Pictures do not belong in the copy; transcribe everything else in the records exactly.

-------- Supplied records --------

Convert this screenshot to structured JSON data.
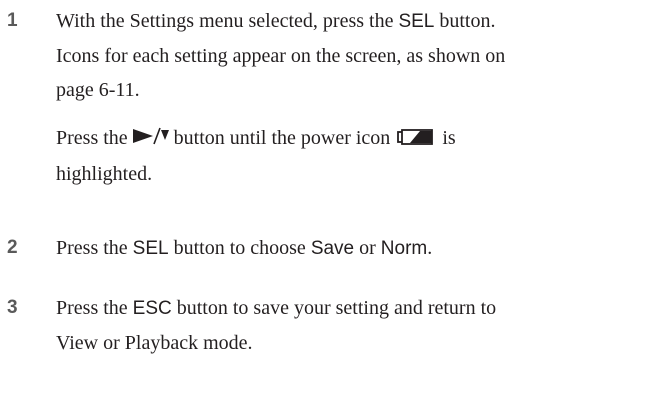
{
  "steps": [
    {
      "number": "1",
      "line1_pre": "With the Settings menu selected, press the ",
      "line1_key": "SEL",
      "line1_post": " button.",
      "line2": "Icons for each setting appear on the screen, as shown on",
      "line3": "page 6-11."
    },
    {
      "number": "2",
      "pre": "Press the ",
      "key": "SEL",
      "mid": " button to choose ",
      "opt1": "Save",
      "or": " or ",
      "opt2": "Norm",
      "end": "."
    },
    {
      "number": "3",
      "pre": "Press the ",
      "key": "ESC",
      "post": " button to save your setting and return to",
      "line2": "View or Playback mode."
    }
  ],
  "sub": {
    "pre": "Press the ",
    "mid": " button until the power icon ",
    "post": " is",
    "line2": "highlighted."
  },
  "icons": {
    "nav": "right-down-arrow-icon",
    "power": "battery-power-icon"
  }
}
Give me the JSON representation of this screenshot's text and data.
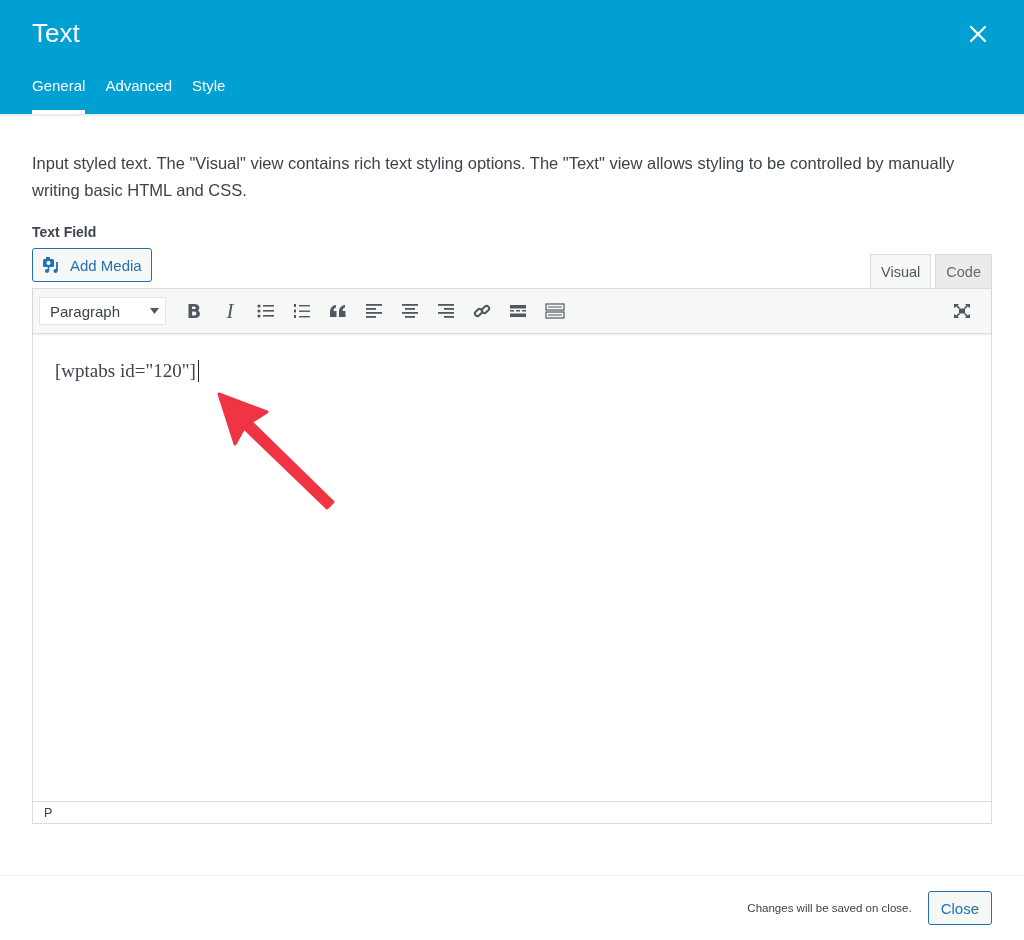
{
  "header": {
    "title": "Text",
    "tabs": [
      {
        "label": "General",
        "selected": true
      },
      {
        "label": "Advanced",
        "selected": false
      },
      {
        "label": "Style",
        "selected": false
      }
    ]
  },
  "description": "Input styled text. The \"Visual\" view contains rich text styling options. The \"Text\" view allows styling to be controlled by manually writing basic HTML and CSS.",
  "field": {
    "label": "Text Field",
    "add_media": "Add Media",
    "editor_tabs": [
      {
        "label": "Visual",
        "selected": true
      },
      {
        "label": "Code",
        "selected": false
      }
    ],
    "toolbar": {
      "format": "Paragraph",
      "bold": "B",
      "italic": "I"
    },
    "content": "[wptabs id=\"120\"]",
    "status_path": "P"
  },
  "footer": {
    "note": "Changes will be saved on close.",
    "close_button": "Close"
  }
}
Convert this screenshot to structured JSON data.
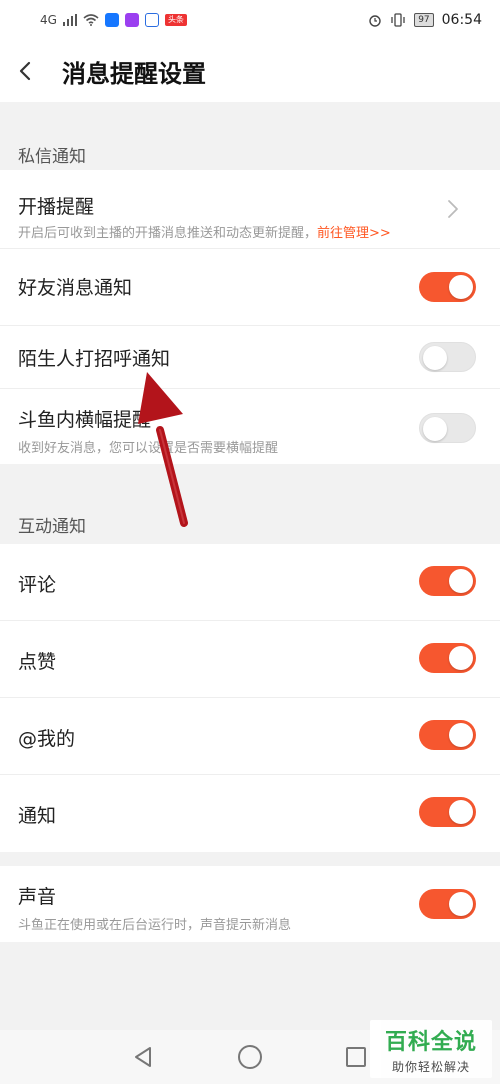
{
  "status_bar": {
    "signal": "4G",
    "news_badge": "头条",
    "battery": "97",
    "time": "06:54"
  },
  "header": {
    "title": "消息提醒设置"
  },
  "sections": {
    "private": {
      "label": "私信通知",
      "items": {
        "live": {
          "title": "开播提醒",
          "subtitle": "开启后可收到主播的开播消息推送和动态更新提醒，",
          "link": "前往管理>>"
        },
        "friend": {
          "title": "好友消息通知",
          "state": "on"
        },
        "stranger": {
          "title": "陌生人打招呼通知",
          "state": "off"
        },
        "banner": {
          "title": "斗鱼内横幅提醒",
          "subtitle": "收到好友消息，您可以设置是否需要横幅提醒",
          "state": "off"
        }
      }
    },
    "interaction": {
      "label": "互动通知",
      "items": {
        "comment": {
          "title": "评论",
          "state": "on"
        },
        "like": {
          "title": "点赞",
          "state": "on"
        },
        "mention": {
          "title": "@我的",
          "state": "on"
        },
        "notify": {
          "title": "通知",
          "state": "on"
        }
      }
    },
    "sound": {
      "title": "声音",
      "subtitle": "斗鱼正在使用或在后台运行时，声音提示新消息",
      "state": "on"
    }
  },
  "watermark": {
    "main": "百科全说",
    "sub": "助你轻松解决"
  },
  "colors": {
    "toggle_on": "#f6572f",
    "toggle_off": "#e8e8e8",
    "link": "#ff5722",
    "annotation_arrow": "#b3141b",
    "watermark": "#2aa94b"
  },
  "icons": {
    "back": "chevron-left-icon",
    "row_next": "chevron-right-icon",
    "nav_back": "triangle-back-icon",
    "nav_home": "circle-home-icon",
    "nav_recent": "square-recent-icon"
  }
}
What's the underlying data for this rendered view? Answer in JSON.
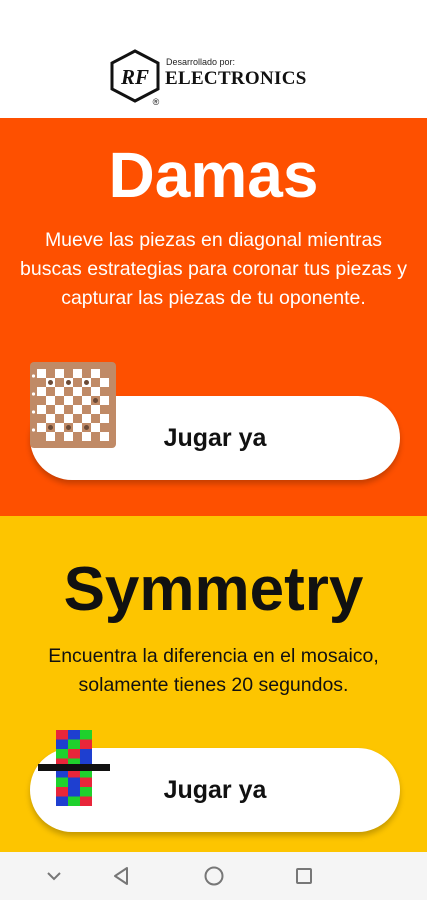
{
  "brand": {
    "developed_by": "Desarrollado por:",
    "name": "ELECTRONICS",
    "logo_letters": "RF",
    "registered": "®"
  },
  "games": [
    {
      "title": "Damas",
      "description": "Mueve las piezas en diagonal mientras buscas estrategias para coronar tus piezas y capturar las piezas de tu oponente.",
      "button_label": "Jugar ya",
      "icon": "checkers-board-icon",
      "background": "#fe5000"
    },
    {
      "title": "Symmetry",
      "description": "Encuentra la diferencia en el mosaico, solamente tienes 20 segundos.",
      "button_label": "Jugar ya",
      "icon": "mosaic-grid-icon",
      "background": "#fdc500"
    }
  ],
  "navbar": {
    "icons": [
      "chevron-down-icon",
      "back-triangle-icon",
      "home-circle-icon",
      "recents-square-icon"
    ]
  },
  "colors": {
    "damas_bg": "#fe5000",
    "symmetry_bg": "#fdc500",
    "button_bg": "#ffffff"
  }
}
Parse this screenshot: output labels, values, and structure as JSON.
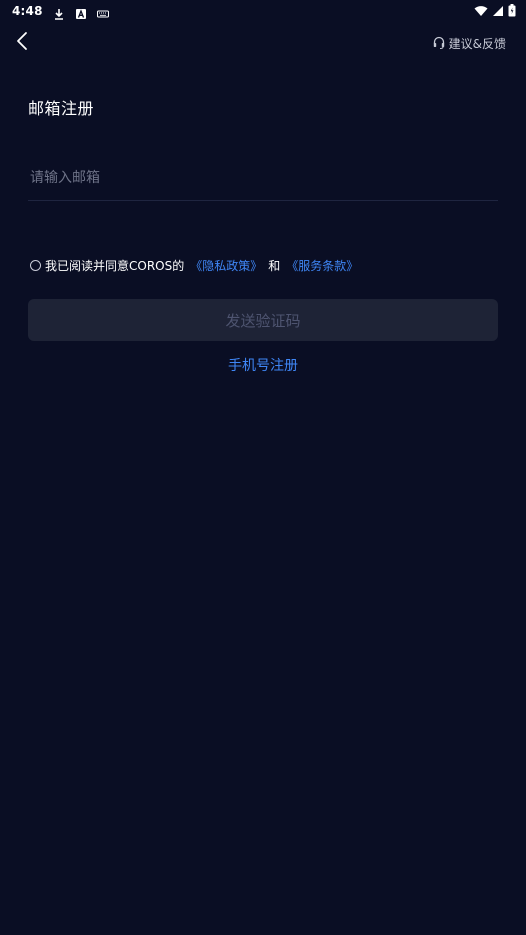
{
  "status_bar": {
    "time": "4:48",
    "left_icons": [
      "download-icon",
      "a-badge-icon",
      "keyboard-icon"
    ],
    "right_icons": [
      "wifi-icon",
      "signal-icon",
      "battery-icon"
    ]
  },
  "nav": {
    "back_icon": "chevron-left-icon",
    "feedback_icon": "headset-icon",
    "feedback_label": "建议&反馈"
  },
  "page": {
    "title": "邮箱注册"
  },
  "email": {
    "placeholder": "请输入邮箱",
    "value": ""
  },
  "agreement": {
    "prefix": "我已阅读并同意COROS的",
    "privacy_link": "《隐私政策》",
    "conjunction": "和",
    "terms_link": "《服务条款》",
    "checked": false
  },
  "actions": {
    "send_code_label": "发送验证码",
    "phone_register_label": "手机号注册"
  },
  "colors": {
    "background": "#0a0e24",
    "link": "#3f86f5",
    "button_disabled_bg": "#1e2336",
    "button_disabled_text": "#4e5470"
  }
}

--------

Exercise solution →
Convert this screenshot to structured JSON data.
{
  "steps": [
    {
      "number": "1",
      "line1_pre": "With the Settings menu selected, press the ",
      "line1_key": "SEL",
      "line1_post": " button.",
      "line2": "Icons for each setting appear on the screen, as shown on",
      "line3": "page 6-11."
    },
    {
      "number": "2",
      "pre": "Press the ",
      "key": "SEL",
      "mid": " button to choose ",
      "opt1": "Save",
      "or": " or ",
      "opt2": "Norm",
      "end": "."
    },
    {
      "number": "3",
      "pre": "Press the ",
      "key": "ESC",
      "post": " button to save your setting and return to",
      "line2": "View or Playback mode."
    }
  ],
  "sub": {
    "pre": "Press the ",
    "mid": " button until the power icon ",
    "post": " is",
    "line2": "highlighted."
  },
  "icons": {
    "nav": "right-down-arrow-icon",
    "power": "battery-power-icon"
  }
}
Give me the JSON representation of this screenshot's text and data.
{
  "header": {
    "title": "Text",
    "tabs": [
      {
        "label": "General",
        "selected": true
      },
      {
        "label": "Advanced",
        "selected": false
      },
      {
        "label": "Style",
        "selected": false
      }
    ]
  },
  "description": "Input styled text. The \"Visual\" view contains rich text styling options. The \"Text\" view allows styling to be controlled by manually writing basic HTML and CSS.",
  "field": {
    "label": "Text Field",
    "add_media": "Add Media",
    "editor_tabs": [
      {
        "label": "Visual",
        "selected": true
      },
      {
        "label": "Code",
        "selected": false
      }
    ],
    "toolbar": {
      "format": "Paragraph",
      "bold": "B",
      "italic": "I"
    },
    "content": "[wptabs id=\"120\"]",
    "status_path": "P"
  },
  "footer": {
    "note": "Changes will be saved on close.",
    "close_button": "Close"
  }
}
Convert this screenshot to structured JSON data.
{
  "status_bar": {
    "signal": "4G",
    "news_badge": "头条",
    "battery": "97",
    "time": "06:54"
  },
  "header": {
    "title": "消息提醒设置"
  },
  "sections": {
    "private": {
      "label": "私信通知",
      "items": {
        "live": {
          "title": "开播提醒",
          "subtitle": "开启后可收到主播的开播消息推送和动态更新提醒，",
          "link": "前往管理>>"
        },
        "friend": {
          "title": "好友消息通知",
          "state": "on"
        },
        "stranger": {
          "title": "陌生人打招呼通知",
          "state": "off"
        },
        "banner": {
          "title": "斗鱼内横幅提醒",
          "subtitle": "收到好友消息，您可以设置是否需要横幅提醒",
          "state": "off"
        }
      }
    },
    "interaction": {
      "label": "互动通知",
      "items": {
        "comment": {
          "title": "评论",
          "state": "on"
        },
        "like": {
          "title": "点赞",
          "state": "on"
        },
        "mention": {
          "title": "@我的",
          "state": "on"
        },
        "notify": {
          "title": "通知",
          "state": "on"
        }
      }
    },
    "sound": {
      "title": "声音",
      "subtitle": "斗鱼正在使用或在后台运行时，声音提示新消息",
      "state": "on"
    }
  },
  "watermark": {
    "main": "百科全说",
    "sub": "助你轻松解决"
  },
  "colors": {
    "toggle_on": "#f6572f",
    "toggle_off": "#e8e8e8",
    "link": "#ff5722",
    "annotation_arrow": "#b3141b",
    "watermark": "#2aa94b"
  },
  "icons": {
    "back": "chevron-left-icon",
    "row_next": "chevron-right-icon",
    "nav_back": "triangle-back-icon",
    "nav_home": "circle-home-icon",
    "nav_recent": "square-recent-icon"
  }
}
What's the underlying data for this rendered view? Answer in JSON.
{
  "brand": {
    "developed_by": "Desarrollado por:",
    "name": "ELECTRONICS",
    "logo_letters": "RF",
    "registered": "®"
  },
  "games": [
    {
      "title": "Damas",
      "description": "Mueve las piezas en diagonal mientras buscas estrategias para coronar tus piezas y capturar las piezas de tu oponente.",
      "button_label": "Jugar ya",
      "icon": "checkers-board-icon",
      "background": "#fe5000"
    },
    {
      "title": "Symmetry",
      "description": "Encuentra la diferencia en el mosaico, solamente tienes 20 segundos.",
      "button_label": "Jugar ya",
      "icon": "mosaic-grid-icon",
      "background": "#fdc500"
    }
  ],
  "navbar": {
    "icons": [
      "chevron-down-icon",
      "back-triangle-icon",
      "home-circle-icon",
      "recents-square-icon"
    ]
  },
  "colors": {
    "damas_bg": "#fe5000",
    "symmetry_bg": "#fdc500",
    "button_bg": "#ffffff"
  }
}
Parse this screenshot: output labels, values, and structure as JSON.
{
  "status_bar": {
    "time": "4:48",
    "left_icons": [
      "download-icon",
      "a-badge-icon",
      "keyboard-icon"
    ],
    "right_icons": [
      "wifi-icon",
      "signal-icon",
      "battery-icon"
    ]
  },
  "nav": {
    "back_icon": "chevron-left-icon",
    "feedback_icon": "headset-icon",
    "feedback_label": "建议&反馈"
  },
  "page": {
    "title": "邮箱注册"
  },
  "email": {
    "placeholder": "请输入邮箱",
    "value": ""
  },
  "agreement": {
    "prefix": "我已阅读并同意COROS的",
    "privacy_link": "《隐私政策》",
    "conjunction": "和",
    "terms_link": "《服务条款》",
    "checked": false
  },
  "actions": {
    "send_code_label": "发送验证码",
    "phone_register_label": "手机号注册"
  },
  "colors": {
    "background": "#0a0e24",
    "link": "#3f86f5",
    "button_disabled_bg": "#1e2336",
    "button_disabled_text": "#4e5470"
  }
}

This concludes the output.